> Work to complete:
Locate each line in the records that includes the word "arrow", and copy those lines out in full.

> Collected data entries:

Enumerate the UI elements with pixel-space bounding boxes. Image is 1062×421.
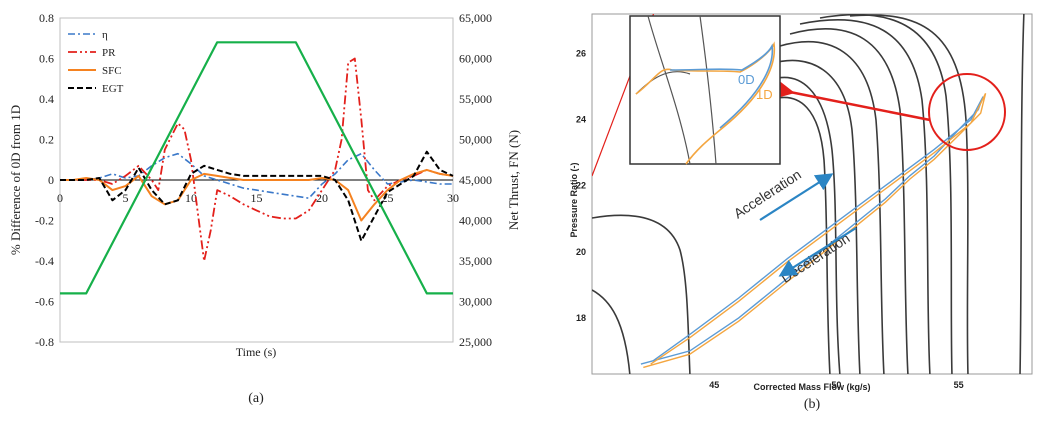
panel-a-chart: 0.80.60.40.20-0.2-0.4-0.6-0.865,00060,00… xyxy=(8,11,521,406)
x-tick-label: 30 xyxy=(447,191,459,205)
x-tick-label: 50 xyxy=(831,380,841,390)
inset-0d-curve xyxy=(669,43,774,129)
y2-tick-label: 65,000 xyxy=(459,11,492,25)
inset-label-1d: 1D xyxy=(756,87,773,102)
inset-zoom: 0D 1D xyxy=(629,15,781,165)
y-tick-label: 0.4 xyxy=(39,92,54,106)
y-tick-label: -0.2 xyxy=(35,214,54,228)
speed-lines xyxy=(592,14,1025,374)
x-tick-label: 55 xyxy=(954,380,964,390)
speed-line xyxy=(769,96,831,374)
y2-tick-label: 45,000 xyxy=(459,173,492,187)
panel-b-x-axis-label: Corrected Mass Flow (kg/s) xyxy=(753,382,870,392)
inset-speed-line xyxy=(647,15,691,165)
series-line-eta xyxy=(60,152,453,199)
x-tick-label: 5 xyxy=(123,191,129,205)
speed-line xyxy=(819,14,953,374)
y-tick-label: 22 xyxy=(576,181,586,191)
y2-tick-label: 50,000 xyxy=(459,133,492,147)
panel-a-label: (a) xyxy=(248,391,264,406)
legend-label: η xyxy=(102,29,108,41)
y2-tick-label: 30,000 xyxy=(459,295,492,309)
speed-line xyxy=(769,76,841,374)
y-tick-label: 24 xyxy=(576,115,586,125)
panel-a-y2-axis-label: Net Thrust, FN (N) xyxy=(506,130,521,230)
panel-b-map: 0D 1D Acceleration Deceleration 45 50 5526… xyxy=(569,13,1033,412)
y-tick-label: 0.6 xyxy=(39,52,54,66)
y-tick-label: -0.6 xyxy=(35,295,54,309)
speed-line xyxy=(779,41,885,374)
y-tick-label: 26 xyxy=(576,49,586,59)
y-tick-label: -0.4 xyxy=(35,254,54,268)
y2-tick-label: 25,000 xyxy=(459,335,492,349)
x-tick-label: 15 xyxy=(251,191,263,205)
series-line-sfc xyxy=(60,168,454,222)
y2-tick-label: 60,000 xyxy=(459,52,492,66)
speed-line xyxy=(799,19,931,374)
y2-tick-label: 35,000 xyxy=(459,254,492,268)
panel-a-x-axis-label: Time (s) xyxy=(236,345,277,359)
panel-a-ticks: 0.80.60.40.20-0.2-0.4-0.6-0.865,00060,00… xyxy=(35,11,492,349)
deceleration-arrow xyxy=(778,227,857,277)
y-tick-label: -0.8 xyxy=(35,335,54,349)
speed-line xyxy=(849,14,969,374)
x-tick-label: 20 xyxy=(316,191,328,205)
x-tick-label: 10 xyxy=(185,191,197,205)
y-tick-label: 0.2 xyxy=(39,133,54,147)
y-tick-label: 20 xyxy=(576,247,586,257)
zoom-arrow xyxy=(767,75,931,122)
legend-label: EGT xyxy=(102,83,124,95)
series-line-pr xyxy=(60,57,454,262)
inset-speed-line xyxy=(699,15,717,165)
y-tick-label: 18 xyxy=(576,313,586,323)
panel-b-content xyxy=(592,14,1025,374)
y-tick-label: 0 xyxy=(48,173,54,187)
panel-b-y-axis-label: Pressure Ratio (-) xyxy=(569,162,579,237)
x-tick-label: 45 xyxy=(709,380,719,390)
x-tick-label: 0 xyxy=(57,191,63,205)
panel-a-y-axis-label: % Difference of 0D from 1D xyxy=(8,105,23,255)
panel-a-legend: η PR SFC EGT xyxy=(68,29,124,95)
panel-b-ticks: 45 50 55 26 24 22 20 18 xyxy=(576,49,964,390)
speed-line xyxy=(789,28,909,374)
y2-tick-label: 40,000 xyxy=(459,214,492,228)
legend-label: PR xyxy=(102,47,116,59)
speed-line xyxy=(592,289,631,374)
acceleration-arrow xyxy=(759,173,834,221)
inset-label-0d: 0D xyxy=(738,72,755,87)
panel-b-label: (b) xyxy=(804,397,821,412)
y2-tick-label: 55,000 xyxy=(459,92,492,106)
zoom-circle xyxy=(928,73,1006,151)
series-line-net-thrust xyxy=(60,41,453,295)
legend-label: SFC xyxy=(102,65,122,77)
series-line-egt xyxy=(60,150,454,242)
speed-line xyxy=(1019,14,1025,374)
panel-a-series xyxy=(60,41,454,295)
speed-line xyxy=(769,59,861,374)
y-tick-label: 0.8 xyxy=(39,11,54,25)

> Answer to the problem:
deceleration-arrow xyxy=(778,227,857,277)
zoom-arrow xyxy=(767,75,931,122)
acceleration-arrow xyxy=(759,173,834,221)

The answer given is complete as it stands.